[TASK BRIEF] Return every line of the material below unchanged, keeping each line's characters and order.

** start **

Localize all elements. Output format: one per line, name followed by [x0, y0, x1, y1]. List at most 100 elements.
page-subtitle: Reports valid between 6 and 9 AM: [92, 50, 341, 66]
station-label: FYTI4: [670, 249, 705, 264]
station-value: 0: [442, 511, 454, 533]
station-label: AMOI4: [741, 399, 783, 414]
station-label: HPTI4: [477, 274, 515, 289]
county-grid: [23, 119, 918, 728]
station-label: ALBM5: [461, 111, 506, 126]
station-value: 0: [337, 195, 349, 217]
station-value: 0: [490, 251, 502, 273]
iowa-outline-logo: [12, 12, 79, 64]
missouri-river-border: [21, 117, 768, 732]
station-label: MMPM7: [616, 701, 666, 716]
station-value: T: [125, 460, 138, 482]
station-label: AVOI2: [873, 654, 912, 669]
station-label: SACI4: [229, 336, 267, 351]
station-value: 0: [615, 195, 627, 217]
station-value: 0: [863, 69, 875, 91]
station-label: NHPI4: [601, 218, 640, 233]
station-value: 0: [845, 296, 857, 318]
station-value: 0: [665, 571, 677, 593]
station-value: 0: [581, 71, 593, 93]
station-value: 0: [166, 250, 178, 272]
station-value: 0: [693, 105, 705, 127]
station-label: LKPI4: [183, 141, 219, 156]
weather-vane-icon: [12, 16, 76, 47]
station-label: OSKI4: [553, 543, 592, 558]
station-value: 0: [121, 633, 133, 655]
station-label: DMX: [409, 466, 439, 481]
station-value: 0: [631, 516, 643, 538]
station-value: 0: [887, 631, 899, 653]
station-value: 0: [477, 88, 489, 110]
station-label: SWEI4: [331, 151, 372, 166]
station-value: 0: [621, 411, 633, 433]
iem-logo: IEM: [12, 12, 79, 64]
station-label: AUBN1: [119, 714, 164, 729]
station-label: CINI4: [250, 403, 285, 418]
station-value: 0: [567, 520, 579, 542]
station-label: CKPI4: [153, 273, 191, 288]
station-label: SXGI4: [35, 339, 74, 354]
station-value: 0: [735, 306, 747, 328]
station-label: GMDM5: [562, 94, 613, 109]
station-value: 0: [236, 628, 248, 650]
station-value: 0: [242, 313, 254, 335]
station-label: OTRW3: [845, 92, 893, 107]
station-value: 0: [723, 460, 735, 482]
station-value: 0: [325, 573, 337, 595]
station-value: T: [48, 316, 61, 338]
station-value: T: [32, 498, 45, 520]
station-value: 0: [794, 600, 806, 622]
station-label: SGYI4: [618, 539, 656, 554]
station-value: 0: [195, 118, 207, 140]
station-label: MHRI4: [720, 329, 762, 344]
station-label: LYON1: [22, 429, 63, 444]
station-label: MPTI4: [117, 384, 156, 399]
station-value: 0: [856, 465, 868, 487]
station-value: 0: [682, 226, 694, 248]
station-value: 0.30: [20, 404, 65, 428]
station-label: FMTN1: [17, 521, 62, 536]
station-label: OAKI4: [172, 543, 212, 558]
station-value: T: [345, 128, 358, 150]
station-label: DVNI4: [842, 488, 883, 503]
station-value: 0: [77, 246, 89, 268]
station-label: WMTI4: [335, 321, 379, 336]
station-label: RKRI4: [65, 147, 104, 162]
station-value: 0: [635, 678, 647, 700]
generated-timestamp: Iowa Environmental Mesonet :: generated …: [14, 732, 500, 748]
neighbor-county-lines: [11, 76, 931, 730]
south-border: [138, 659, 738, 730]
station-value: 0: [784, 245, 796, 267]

** end **

[EXERCISE ANSWER]
Localize all elements. Output format: one per line, name followed by [x0, y0, x1, y1]. List at most 100 elements.
page-subtitle: Reports valid between 6 and 9 AM: [92, 50, 341, 66]
station-label: FYTI4: [670, 249, 705, 264]
station-value: 0: [442, 511, 454, 533]
station-label: AMOI4: [741, 399, 783, 414]
station-label: HPTI4: [477, 274, 515, 289]
county-grid: [23, 119, 918, 728]
station-label: ALBM5: [461, 111, 506, 126]
station-value: 0: [337, 195, 349, 217]
station-value: 0: [490, 251, 502, 273]
iowa-outline-logo: [12, 12, 79, 64]
missouri-river-border: [21, 117, 768, 732]
station-label: MMPM7: [616, 701, 666, 716]
station-value: T: [125, 460, 138, 482]
station-label: AVOI2: [873, 654, 912, 669]
station-label: SACI4: [229, 336, 267, 351]
station-value: 0: [615, 195, 627, 217]
station-value: 0: [863, 69, 875, 91]
station-label: NHPI4: [601, 218, 640, 233]
station-value: 0: [845, 296, 857, 318]
station-value: 0: [665, 571, 677, 593]
station-value: 0: [581, 71, 593, 93]
station-value: 0: [166, 250, 178, 272]
station-value: 0: [693, 105, 705, 127]
station-label: LKPI4: [183, 141, 219, 156]
weather-vane-icon: [12, 16, 76, 47]
station-label: OSKI4: [553, 543, 592, 558]
station-value: 0: [121, 633, 133, 655]
station-label: DMX: [409, 466, 439, 481]
station-value: 0: [631, 516, 643, 538]
station-value: 0: [887, 631, 899, 653]
station-value: 0: [477, 88, 489, 110]
station-label: SWEI4: [331, 151, 372, 166]
station-value: 0: [621, 411, 633, 433]
iem-logo: IEM: [12, 12, 79, 64]
station-label: AUBN1: [119, 714, 164, 729]
station-label: CINI4: [250, 403, 285, 418]
station-value: 0: [567, 520, 579, 542]
station-label: CKPI4: [153, 273, 191, 288]
station-label: SXGI4: [35, 339, 74, 354]
station-value: 0: [735, 306, 747, 328]
station-label: GMDM5: [562, 94, 613, 109]
station-value: 0: [236, 628, 248, 650]
station-value: 0: [242, 313, 254, 335]
station-label: OTRW3: [845, 92, 893, 107]
station-value: 0: [723, 460, 735, 482]
station-value: 0: [325, 573, 337, 595]
station-value: T: [48, 316, 61, 338]
station-value: T: [32, 498, 45, 520]
station-value: 0: [794, 600, 806, 622]
station-label: SGYI4: [618, 539, 656, 554]
station-value: 0: [195, 118, 207, 140]
station-label: MHRI4: [720, 329, 762, 344]
station-label: LYON1: [22, 429, 63, 444]
station-label: MPTI4: [117, 384, 156, 399]
station-value: 0: [856, 465, 868, 487]
station-value: 0: [682, 226, 694, 248]
station-value: 0.30: [20, 404, 65, 428]
station-label: FMTN1: [17, 521, 62, 536]
station-label: OAKI4: [172, 543, 212, 558]
station-value: T: [345, 128, 358, 150]
station-label: DVNI4: [842, 488, 883, 503]
station-value: 0: [77, 246, 89, 268]
station-label: WMTI4: [335, 321, 379, 336]
station-label: RKRI4: [65, 147, 104, 162]
station-value: 0: [635, 678, 647, 700]
generated-timestamp: Iowa Environmental Mesonet :: generated …: [14, 732, 500, 748]
neighbor-county-lines: [11, 76, 931, 730]
south-border: [138, 659, 738, 730]
station-value: 0: [784, 245, 796, 267]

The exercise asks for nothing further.